* Extrait choisi *
━━━━━━━━━━━━━━━━

Ici, dans les villages, souvent situés à plusieurs heures de marche d’un centre de santé, la plupart des femmes accouchent à domicile, sans assistance médicale. Même si les accoucheuses traditionnelles ont de l’expérience, elles ne sont ni formées ni équipées pour gérer les complications. Le travail peut durer très longtemps, parfois plusieurs jours. Le bébé est souvent mort-né et la mère, si elle survit, en sort rarement indemne. Pendant l’accouchement, la compression prolongée de la tête du fœtus sur les tissus du bassin engendre un manque d’irrigation sanguine qui entraîne une nécrose. Celle-ci forme un orifice anormal entre le vagin et la vessie, entre le vagin et le rectum, ou les deux à la fois. Cette fistule obstétricale, l’une des conséquences les plus graves d’un accouchement compliqué, provoque une incontinence permanente. Chaque année, pas moins de 600 000 femmes – dont un tiers en Afrique – sont victimes de cette infirmité. Elles sont alors souillées, sentent mauvais, et voient leur vie s’effondrer. Souvent, elles sont rejetées par leur mari et mises à l’écart de la communauté. Depuis 2008, à l’hôpital de Jahun, Médecins sans frontières opère chaque mois une vingtaine de ces femmes. Démunies, elles n’auraient pas les moyens de payer des traitements dans des cliniques privées, et beaucoup font plusieurs jours de voyage pour venir se faire soigner ici. En tant qu’infirmière expatriée, Nathalie gère la salle d’hospitalisation, la pharmacie, et assiste l’équipe nigériane – soit huit infirmières et une superviseuse, qui travaille avec elle dans l’hôpital public. « Le niveau de formation est bon dans le pays, ce qui facilite les choses. Mais l’infirmière en chef est jeune, alors je l’aide à prendre ses marques. Je donne aussi des formations sur les soins infirmiers, l’hygiène, la gestion de la pharmacie… », décrit Nathalie. Une collaboration avec le personnel national qui permet aussi d’échanger expériences et points de vue. Souvent, grâce à l’aide apportée par les collègues nigérianes, le contexte culturel et donc les besoins sont mieux compris.

━━━━━━━━━━━━━━━━

* Section des données *

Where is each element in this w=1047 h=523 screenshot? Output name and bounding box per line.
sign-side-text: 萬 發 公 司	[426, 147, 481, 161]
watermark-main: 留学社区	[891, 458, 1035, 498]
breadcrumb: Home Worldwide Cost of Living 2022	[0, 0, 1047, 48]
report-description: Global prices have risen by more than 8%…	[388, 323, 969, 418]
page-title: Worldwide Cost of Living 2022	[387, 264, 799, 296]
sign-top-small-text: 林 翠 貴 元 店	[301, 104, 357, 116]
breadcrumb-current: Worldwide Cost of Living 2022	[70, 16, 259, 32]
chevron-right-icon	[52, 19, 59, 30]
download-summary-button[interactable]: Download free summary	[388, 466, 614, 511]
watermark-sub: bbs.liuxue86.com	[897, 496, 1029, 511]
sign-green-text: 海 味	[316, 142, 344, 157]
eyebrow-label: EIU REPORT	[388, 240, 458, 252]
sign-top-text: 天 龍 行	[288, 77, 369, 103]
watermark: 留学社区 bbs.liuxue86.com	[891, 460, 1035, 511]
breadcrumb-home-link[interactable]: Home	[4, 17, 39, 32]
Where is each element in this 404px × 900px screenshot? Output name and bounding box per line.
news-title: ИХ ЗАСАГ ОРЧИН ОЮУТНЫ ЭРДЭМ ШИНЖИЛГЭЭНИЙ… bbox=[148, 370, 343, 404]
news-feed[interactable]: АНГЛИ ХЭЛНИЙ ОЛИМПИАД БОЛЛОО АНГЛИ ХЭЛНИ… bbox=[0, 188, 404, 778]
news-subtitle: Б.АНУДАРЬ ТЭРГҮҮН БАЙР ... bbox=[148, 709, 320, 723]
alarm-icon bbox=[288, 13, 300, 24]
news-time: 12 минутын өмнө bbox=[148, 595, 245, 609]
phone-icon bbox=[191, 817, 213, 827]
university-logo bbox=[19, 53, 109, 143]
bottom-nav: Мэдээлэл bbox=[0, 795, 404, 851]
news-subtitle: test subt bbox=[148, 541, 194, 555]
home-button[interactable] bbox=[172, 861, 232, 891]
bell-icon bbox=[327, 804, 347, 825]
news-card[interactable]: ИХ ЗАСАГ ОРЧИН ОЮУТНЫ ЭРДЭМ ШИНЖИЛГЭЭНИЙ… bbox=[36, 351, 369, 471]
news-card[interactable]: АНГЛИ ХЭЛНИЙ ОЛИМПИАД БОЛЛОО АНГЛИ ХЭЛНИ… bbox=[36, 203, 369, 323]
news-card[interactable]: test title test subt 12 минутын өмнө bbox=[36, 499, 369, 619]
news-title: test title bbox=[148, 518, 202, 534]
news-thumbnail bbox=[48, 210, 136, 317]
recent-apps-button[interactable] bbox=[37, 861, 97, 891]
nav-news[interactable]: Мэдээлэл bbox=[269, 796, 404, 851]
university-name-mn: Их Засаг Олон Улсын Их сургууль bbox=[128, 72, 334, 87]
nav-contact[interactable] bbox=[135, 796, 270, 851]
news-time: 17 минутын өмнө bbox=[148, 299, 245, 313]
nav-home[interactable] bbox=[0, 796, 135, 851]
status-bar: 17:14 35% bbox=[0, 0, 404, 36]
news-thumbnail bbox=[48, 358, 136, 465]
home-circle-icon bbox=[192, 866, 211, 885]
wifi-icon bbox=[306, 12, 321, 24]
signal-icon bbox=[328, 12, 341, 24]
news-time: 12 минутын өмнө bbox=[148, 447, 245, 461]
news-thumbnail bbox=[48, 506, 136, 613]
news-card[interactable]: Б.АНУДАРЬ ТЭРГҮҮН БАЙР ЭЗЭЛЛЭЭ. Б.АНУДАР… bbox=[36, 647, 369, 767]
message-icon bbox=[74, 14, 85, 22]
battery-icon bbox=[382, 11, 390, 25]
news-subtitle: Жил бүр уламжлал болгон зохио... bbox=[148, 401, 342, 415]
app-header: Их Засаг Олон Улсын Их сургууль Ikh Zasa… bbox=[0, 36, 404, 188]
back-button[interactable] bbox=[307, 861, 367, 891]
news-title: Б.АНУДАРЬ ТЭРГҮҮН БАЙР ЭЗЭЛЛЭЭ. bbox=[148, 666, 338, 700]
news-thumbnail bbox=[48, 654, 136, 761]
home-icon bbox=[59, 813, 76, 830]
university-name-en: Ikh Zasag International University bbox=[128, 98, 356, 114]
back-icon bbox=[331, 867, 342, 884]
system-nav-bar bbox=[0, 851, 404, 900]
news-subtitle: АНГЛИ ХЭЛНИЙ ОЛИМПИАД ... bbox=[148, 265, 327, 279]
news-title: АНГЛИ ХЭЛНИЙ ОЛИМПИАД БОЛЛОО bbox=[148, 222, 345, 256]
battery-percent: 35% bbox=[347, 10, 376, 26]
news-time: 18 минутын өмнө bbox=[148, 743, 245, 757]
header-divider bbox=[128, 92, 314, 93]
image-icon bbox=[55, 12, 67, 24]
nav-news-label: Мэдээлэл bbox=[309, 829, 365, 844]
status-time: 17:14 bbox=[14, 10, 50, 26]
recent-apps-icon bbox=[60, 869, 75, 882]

━━━━━━━━━━━━━━━━

* Consigne de travail 1 *
Dans l'extrait sur la fistule obstétricale, relevez tout ce qui arrive aux femmes atteintes de cette infirmité d'après les deux phrases commençant par « Elles sont alors souillées » et « Souvent, elles sont rejetées ».
* Consigne de travail 2 *
D'après l'extrait sur la fistule obstétricale, indiquez combien de femmes Médecins sans frontières opère chaque mois à l'hôpital de Jahun.

* Espace de réponse 1 *
- Elles sont souillées.
- Elles sentent mauvais.
- Elles voient leur vie s'effondrer.
- Elles sont rejetées par leur mari.
- Elles sont mises à l'écart de la communauté.

* Espace de réponse 2 *
Une vingtaine de femmes.